-- STATED EXERCISE --
Count lines with the string "мысли" in them. State the number alone.

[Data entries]
---*---

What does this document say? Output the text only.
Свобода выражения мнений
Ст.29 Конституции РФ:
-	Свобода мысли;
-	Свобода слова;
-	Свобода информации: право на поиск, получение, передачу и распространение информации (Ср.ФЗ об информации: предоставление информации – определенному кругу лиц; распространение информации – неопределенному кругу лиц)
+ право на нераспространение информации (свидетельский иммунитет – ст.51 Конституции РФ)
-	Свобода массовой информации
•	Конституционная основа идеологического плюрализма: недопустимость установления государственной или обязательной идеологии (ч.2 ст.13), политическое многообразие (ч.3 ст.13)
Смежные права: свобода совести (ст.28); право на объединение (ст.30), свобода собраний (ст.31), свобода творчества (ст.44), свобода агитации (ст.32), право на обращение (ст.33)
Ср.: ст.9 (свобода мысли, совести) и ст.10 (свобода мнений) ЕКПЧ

---*---

-- ANSWER TO THE PROBLEM --
2